>> Begin Data for this exercise
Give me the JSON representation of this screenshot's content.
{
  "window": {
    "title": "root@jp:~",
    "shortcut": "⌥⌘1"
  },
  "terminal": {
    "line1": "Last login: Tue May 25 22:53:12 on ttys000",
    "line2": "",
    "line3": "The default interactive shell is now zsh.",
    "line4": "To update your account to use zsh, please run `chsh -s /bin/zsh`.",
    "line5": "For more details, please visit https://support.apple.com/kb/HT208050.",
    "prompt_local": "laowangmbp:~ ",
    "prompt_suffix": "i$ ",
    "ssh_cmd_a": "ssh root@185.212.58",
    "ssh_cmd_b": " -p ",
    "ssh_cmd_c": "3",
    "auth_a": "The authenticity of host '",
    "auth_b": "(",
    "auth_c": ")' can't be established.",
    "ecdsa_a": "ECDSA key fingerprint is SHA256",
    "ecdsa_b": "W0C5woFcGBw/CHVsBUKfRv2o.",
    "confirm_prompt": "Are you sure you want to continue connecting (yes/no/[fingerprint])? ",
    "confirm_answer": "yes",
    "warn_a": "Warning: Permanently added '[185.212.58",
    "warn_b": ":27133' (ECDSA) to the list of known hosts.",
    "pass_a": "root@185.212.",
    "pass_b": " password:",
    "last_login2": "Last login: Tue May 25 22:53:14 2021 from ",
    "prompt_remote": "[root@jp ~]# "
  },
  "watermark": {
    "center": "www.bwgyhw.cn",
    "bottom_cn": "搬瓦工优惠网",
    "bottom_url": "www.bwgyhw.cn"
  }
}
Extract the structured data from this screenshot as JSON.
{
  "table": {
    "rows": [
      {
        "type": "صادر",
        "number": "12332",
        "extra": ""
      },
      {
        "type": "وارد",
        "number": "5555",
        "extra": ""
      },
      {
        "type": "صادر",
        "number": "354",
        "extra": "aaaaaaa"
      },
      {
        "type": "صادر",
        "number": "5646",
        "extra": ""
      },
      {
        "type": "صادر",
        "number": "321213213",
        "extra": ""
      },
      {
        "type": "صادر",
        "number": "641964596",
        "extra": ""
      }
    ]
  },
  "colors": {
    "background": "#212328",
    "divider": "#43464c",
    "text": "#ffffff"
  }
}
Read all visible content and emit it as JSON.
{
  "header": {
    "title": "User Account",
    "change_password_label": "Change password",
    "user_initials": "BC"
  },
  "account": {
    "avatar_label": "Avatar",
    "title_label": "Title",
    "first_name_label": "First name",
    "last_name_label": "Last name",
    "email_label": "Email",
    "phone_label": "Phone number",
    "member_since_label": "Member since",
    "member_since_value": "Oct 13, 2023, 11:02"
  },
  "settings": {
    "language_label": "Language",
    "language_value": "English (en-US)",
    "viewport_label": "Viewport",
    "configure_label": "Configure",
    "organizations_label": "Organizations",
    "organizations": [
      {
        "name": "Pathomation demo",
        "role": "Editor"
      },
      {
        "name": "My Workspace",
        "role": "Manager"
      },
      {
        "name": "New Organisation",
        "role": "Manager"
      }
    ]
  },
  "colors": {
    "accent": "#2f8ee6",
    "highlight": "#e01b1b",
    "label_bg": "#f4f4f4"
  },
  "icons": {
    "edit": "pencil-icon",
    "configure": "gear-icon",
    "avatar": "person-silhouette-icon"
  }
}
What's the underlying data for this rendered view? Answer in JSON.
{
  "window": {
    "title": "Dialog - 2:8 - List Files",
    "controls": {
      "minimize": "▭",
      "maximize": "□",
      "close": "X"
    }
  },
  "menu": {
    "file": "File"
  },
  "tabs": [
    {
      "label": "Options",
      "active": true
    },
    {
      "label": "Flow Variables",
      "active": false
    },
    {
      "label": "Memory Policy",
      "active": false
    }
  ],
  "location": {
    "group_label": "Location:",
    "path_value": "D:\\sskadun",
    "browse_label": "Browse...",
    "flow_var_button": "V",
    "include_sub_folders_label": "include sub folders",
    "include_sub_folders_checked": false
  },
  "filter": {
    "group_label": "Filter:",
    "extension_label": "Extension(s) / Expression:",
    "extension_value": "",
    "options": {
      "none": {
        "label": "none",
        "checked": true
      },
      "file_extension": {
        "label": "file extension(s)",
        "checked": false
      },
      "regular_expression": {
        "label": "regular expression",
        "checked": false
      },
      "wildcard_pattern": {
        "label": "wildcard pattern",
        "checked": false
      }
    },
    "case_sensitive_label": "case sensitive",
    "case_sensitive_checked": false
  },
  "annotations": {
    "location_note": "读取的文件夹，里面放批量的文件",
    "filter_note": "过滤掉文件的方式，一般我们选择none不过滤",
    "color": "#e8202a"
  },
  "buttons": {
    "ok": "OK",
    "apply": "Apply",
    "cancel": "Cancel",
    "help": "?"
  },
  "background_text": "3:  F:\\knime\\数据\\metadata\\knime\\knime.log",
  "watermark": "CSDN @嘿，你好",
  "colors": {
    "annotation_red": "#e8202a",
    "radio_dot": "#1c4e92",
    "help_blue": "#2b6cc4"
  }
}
>> End Data for this exercise
Extract the complete listing above, reproducing each line exactly.

**Correct response:**
Give me the JSON representation of this screenshot's content.
{
  "window": {
    "title": "root@jp:~",
    "shortcut": "⌥⌘1"
  },
  "terminal": {
    "line1": "Last login: Tue May 25 22:53:12 on ttys000",
    "line2": "",
    "line3": "The default interactive shell is now zsh.",
    "line4": "To update your account to use zsh, please run `chsh -s /bin/zsh`.",
    "line5": "For more details, please visit https://support.apple.com/kb/HT208050.",
    "prompt_local": "laowangmbp:~ ",
    "prompt_suffix": "i$ ",
    "ssh_cmd_a": "ssh root@185.212.58",
    "ssh_cmd_b": " -p ",
    "ssh_cmd_c": "3",
    "auth_a": "The authenticity of host '",
    "auth_b": "(",
    "auth_c": ")' can't be established.",
    "ecdsa_a": "ECDSA key fingerprint is SHA256",
    "ecdsa_b": "W0C5woFcGBw/CHVsBUKfRv2o.",
    "confirm_prompt": "Are you sure you want to continue connecting (yes/no/[fingerprint])? ",
    "confirm_answer": "yes",
    "warn_a": "Warning: Permanently added '[185.212.58",
    "warn_b": ":27133' (ECDSA) to the list of known hosts.",
    "pass_a": "root@185.212.",
    "pass_b": " password:",
    "last_login2": "Last login: Tue May 25 22:53:14 2021 from ",
    "prompt_remote": "[root@jp ~]# "
  },
  "watermark": {
    "center": "www.bwgyhw.cn",
    "bottom_cn": "搬瓦工优惠网",
    "bottom_url": "www.bwgyhw.cn"
  }
}
Extract the structured data from this screenshot as JSON.
{
  "table": {
    "rows": [
      {
        "type": "صادر",
        "number": "12332",
        "extra": ""
      },
      {
        "type": "وارد",
        "number": "5555",
        "extra": ""
      },
      {
        "type": "صادر",
        "number": "354",
        "extra": "aaaaaaa"
      },
      {
        "type": "صادر",
        "number": "5646",
        "extra": ""
      },
      {
        "type": "صادر",
        "number": "321213213",
        "extra": ""
      },
      {
        "type": "صادر",
        "number": "641964596",
        "extra": ""
      }
    ]
  },
  "colors": {
    "background": "#212328",
    "divider": "#43464c",
    "text": "#ffffff"
  }
}
Read all visible content and emit it as JSON.
{
  "header": {
    "title": "User Account",
    "change_password_label": "Change password",
    "user_initials": "BC"
  },
  "account": {
    "avatar_label": "Avatar",
    "title_label": "Title",
    "first_name_label": "First name",
    "last_name_label": "Last name",
    "email_label": "Email",
    "phone_label": "Phone number",
    "member_since_label": "Member since",
    "member_since_value": "Oct 13, 2023, 11:02"
  },
  "settings": {
    "language_label": "Language",
    "language_value": "English (en-US)",
    "viewport_label": "Viewport",
    "configure_label": "Configure",
    "organizations_label": "Organizations",
    "organizations": [
      {
        "name": "Pathomation demo",
        "role": "Editor"
      },
      {
        "name": "My Workspace",
        "role": "Manager"
      },
      {
        "name": "New Organisation",
        "role": "Manager"
      }
    ]
  },
  "colors": {
    "accent": "#2f8ee6",
    "highlight": "#e01b1b",
    "label_bg": "#f4f4f4"
  },
  "icons": {
    "edit": "pencil-icon",
    "configure": "gear-icon",
    "avatar": "person-silhouette-icon"
  }
}
What's the underlying data for this rendered view? Answer in JSON.
{
  "window": {
    "title": "Dialog - 2:8 - List Files",
    "controls": {
      "minimize": "▭",
      "maximize": "□",
      "close": "X"
    }
  },
  "menu": {
    "file": "File"
  },
  "tabs": [
    {
      "label": "Options",
      "active": true
    },
    {
      "label": "Flow Variables",
      "active": false
    },
    {
      "label": "Memory Policy",
      "active": false
    }
  ],
  "location": {
    "group_label": "Location:",
    "path_value": "D:\\sskadun",
    "browse_label": "Browse...",
    "flow_var_button": "V",
    "include_sub_folders_label": "include sub folders",
    "include_sub_folders_checked": false
  },
  "filter": {
    "group_label": "Filter:",
    "extension_label": "Extension(s) / Expression:",
    "extension_value": "",
    "options": {
      "none": {
        "label": "none",
        "checked": true
      },
      "file_extension": {
        "label": "file extension(s)",
        "checked": false
      },
      "regular_expression": {
        "label": "regular expression",
        "checked": false
      },
      "wildcard_pattern": {
        "label": "wildcard pattern",
        "checked": false
      }
    },
    "case_sensitive_label": "case sensitive",
    "case_sensitive_checked": false
  },
  "annotations": {
    "location_note": "读取的文件夹，里面放批量的文件",
    "filter_note": "过滤掉文件的方式，一般我们选择none不过滤",
    "color": "#e8202a"
  },
  "buttons": {
    "ok": "OK",
    "apply": "Apply",
    "cancel": "Cancel",
    "help": "?"
  },
  "background_text": "3:  F:\\knime\\数据\\metadata\\knime\\knime.log",
  "watermark": "CSDN @嘿，你好",
  "colors": {
    "annotation_red": "#e8202a",
    "radio_dot": "#1c4e92",
    "help_blue": "#2b6cc4"
  }
}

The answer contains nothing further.